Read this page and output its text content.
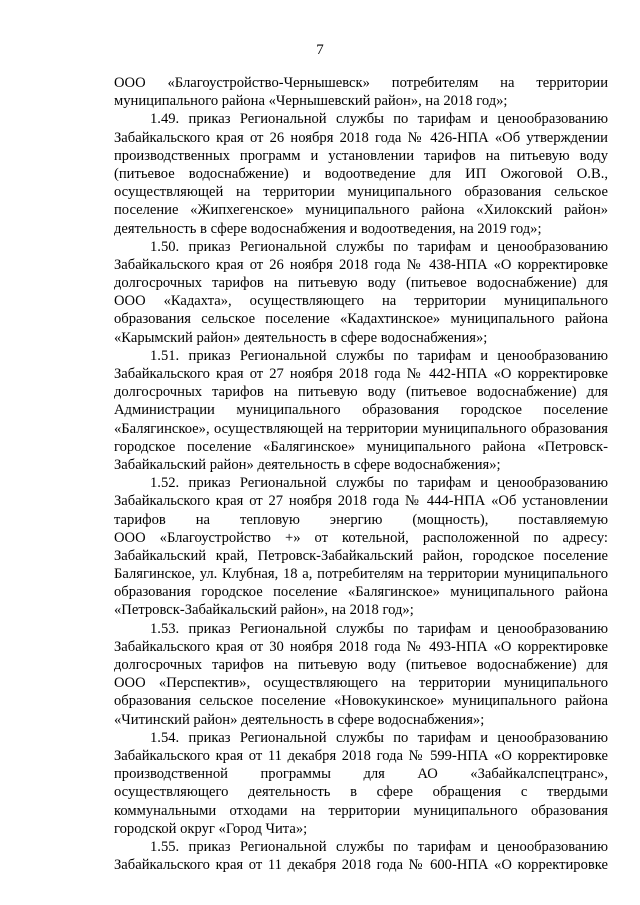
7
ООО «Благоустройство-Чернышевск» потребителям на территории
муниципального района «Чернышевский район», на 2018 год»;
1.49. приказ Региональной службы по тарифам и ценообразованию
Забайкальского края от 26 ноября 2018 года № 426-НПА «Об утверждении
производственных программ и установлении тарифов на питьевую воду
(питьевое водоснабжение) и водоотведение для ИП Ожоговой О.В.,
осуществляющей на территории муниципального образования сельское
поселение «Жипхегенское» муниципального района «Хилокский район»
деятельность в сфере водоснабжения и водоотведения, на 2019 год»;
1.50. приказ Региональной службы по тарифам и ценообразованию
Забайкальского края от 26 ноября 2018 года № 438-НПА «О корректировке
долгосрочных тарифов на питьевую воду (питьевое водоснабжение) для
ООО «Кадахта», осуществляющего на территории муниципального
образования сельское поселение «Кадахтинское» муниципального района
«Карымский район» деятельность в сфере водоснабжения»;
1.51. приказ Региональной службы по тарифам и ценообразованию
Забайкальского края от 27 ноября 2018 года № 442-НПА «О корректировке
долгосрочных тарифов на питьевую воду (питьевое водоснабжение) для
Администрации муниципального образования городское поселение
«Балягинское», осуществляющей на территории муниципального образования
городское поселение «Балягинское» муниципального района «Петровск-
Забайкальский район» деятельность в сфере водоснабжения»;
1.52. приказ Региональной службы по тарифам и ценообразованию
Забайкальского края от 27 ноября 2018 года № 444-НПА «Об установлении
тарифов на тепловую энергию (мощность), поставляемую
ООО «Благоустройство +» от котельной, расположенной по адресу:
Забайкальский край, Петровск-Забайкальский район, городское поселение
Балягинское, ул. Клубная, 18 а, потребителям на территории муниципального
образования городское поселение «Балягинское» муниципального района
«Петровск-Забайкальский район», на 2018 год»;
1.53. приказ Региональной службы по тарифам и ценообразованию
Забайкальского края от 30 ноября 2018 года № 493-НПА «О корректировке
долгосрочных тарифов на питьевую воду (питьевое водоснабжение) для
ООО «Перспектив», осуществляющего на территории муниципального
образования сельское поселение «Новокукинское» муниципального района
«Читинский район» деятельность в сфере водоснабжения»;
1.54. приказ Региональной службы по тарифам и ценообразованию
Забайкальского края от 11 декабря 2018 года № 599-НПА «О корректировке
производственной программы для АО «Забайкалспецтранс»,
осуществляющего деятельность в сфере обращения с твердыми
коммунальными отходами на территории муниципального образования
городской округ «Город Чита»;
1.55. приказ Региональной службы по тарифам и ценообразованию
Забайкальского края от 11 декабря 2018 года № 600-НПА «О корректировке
--
→ **Problem details**
Copy every line above that holds the word "потребителям".

→ **Correct response**
ООО «Благоустройство-Чернышевск» потребителям на территории
Балягинское, ул. Клубная, 18 а, потребителям на территории муниципального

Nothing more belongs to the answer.